## [GIVEN INSTRUCTION]
Read the listing and extract each line that includes the word "руки".

_____

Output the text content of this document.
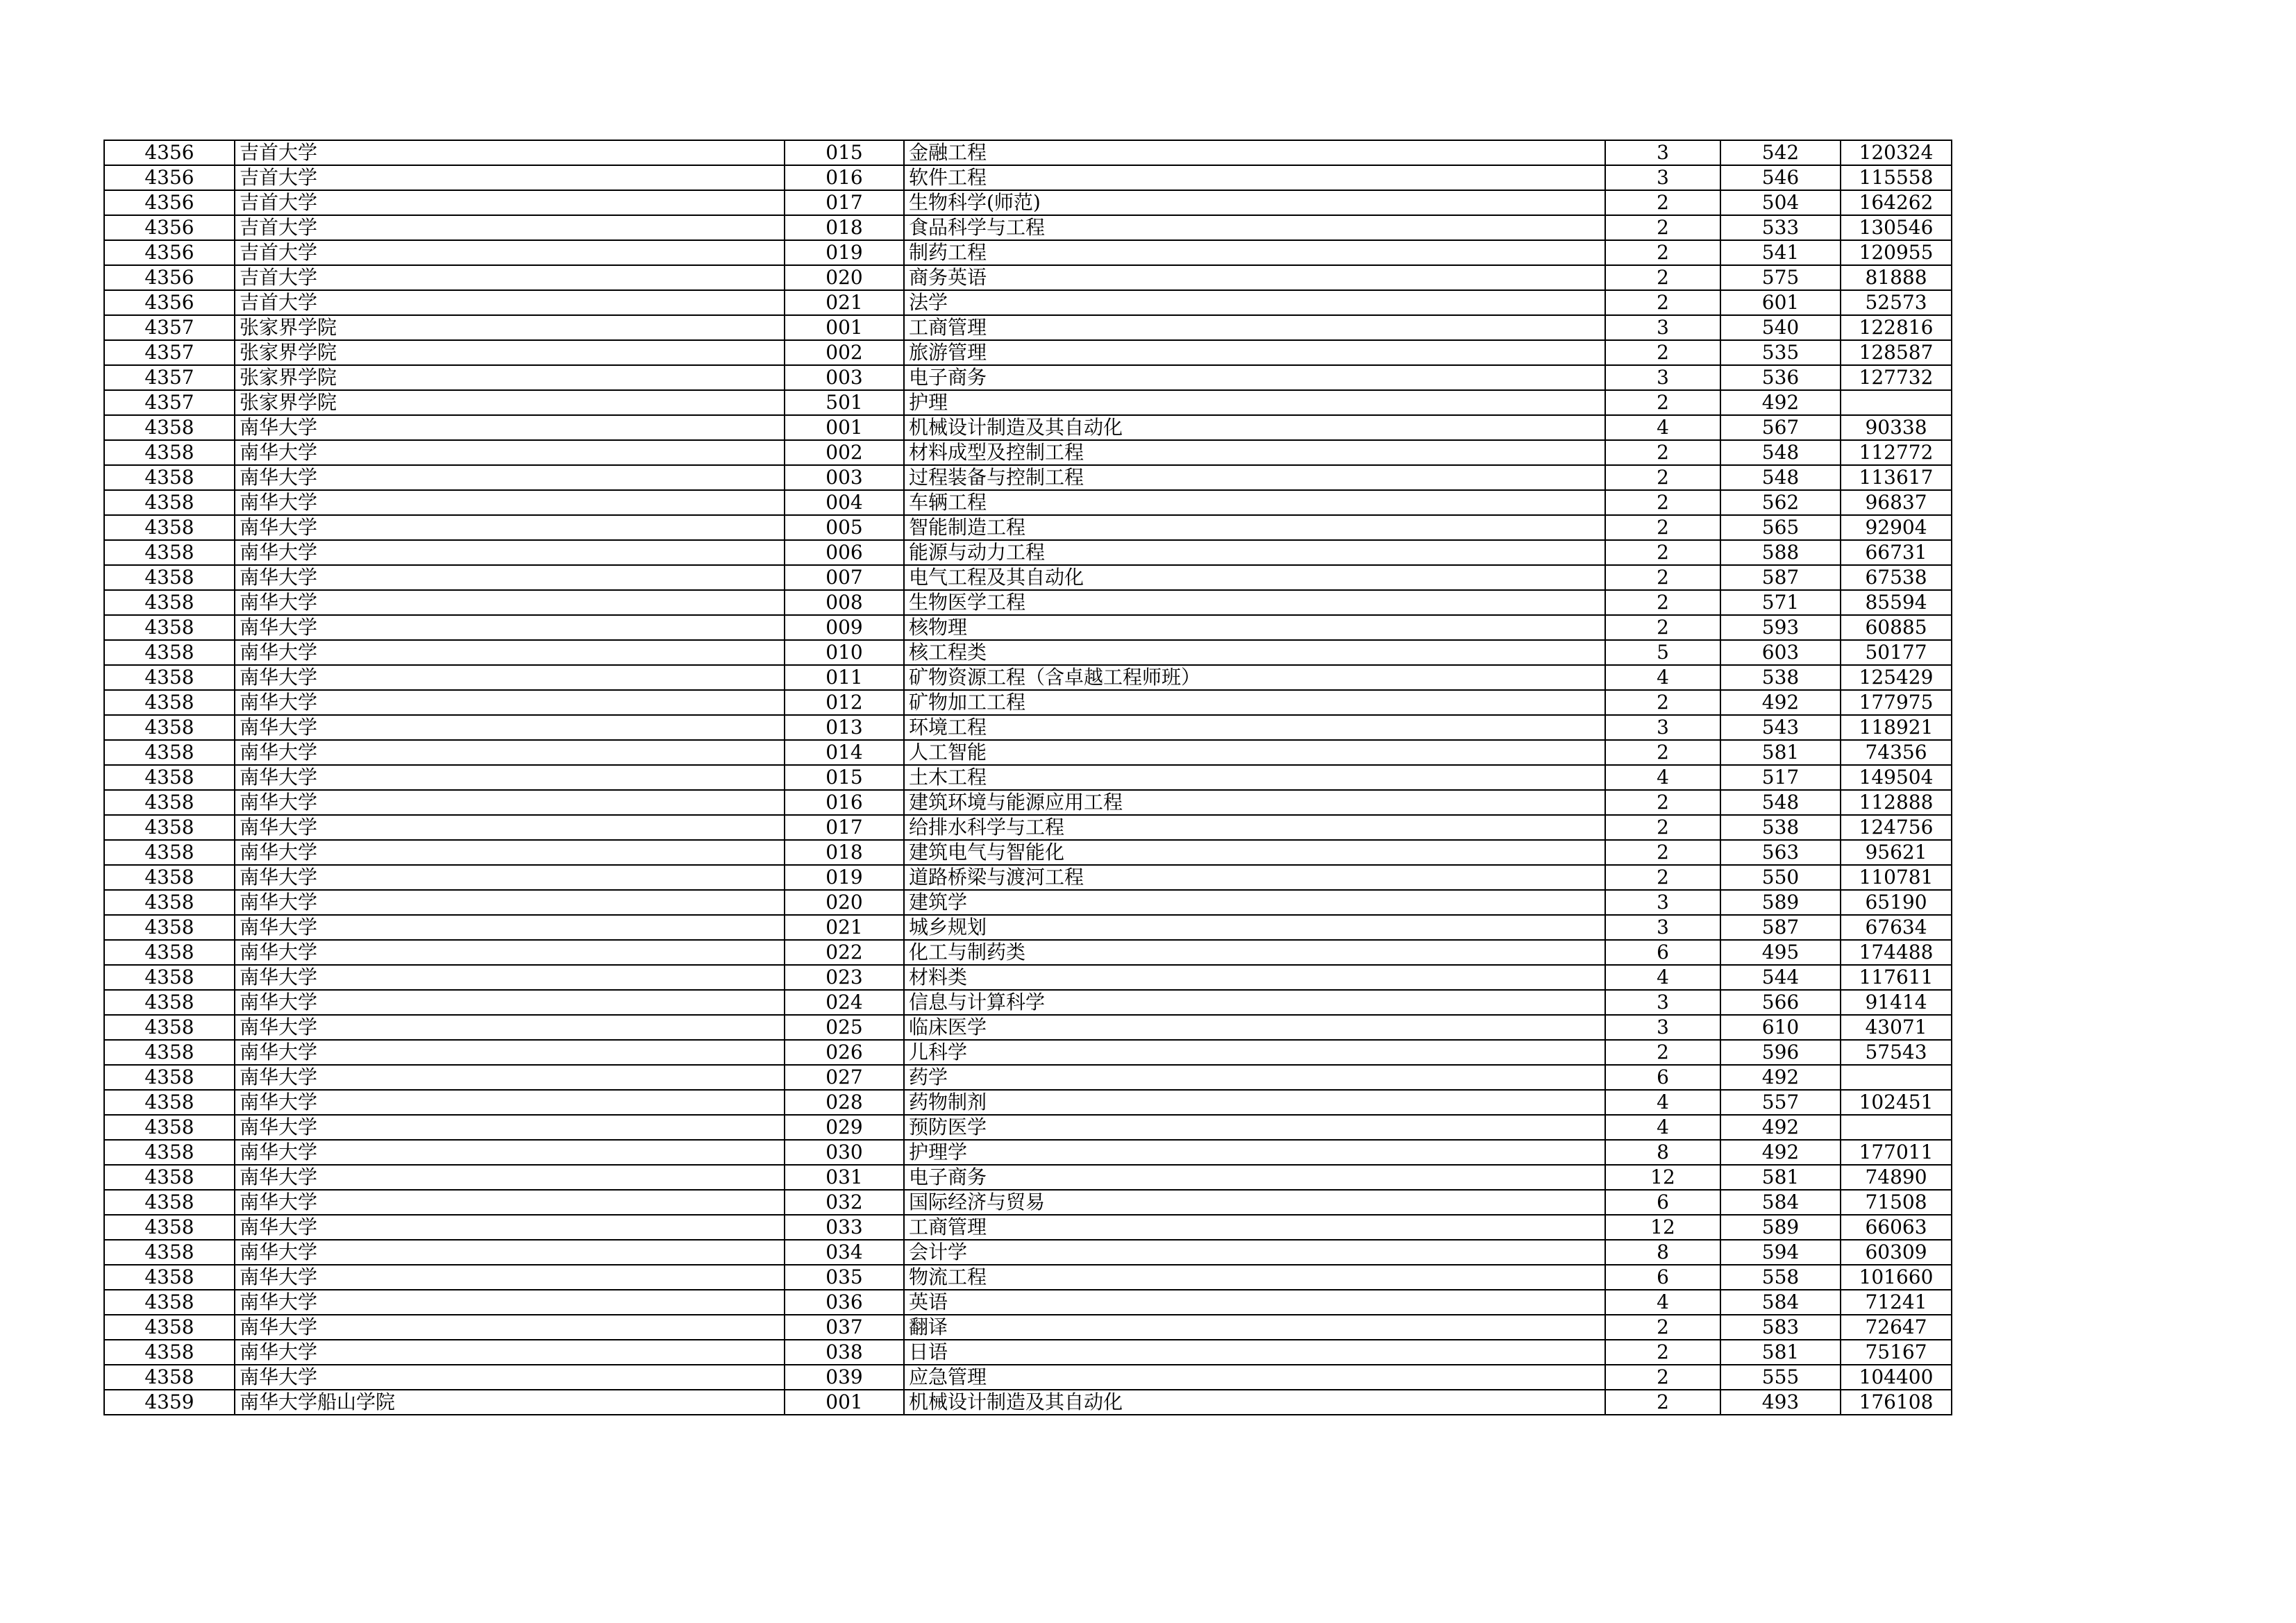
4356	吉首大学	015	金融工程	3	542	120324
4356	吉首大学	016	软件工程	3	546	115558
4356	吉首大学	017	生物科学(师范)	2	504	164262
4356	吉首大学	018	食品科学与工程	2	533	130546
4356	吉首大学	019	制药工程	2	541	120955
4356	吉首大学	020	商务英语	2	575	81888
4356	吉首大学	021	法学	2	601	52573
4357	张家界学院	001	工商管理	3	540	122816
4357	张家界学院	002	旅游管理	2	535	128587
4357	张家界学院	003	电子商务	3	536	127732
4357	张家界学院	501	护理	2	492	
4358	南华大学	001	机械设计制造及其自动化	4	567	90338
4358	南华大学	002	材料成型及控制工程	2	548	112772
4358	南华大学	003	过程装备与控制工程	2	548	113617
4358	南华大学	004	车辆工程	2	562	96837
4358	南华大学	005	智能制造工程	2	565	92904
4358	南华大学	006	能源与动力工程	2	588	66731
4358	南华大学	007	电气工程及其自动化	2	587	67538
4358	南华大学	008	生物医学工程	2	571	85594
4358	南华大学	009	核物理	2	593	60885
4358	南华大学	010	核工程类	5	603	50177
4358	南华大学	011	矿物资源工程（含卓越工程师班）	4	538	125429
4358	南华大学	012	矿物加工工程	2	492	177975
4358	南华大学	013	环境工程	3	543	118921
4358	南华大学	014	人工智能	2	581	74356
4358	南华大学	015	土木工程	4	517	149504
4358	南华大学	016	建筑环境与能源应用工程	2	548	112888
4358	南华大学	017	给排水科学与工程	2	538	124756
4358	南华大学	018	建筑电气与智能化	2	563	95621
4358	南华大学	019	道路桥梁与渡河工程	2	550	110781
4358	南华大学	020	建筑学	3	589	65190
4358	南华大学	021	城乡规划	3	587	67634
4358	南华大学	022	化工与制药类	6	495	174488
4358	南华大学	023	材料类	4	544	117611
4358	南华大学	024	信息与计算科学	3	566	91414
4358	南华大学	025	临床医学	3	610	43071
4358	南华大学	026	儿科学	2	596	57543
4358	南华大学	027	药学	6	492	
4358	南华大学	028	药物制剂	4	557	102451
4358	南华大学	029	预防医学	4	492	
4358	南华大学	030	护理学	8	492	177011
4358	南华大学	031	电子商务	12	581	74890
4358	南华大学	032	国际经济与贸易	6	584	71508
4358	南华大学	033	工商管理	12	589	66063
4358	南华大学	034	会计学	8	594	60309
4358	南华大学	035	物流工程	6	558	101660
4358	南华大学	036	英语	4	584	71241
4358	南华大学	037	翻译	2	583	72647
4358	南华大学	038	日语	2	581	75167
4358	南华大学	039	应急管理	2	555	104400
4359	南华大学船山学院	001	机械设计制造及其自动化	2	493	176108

_____

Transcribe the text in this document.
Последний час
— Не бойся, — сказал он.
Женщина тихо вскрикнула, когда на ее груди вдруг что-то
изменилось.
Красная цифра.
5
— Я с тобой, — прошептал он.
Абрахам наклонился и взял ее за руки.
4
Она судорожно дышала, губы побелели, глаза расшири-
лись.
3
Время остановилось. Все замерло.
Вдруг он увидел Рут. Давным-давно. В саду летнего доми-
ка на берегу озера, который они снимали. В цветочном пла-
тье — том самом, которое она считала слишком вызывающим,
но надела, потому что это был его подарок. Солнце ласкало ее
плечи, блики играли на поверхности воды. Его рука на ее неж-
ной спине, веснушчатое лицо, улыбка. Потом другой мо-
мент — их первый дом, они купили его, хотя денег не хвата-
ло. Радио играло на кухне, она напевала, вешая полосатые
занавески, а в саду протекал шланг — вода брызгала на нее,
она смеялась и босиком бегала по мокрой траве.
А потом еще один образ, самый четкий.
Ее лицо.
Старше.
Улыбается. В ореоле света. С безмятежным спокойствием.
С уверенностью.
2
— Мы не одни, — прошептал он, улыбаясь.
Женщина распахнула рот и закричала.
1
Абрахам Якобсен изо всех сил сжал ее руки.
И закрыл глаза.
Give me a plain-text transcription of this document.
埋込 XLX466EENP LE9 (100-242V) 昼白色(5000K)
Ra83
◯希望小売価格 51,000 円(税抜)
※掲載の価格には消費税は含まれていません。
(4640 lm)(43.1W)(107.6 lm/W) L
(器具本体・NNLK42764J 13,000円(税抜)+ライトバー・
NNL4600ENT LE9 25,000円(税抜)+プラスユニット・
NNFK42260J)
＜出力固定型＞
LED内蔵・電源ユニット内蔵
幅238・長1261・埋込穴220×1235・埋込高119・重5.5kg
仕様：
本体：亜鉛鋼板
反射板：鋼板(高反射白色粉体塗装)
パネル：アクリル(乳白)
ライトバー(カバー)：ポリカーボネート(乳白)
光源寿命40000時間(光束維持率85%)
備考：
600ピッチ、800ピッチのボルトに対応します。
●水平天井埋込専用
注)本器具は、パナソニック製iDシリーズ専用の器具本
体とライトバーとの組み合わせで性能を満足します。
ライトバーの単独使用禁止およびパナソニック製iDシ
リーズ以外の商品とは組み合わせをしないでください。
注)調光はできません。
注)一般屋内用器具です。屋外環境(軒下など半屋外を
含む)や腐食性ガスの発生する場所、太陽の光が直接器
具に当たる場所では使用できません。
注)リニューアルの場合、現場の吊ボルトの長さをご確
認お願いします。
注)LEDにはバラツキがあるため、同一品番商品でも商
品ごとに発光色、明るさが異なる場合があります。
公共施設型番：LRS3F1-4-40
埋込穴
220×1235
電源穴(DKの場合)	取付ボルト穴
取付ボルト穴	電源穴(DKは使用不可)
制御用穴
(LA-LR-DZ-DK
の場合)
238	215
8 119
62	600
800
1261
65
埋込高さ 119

_____

## [EXERCISE ANSWER]
Абрахам наклонился и взял ее за руки.
Абрахам Якобсен изо всех сил сжал ее руки.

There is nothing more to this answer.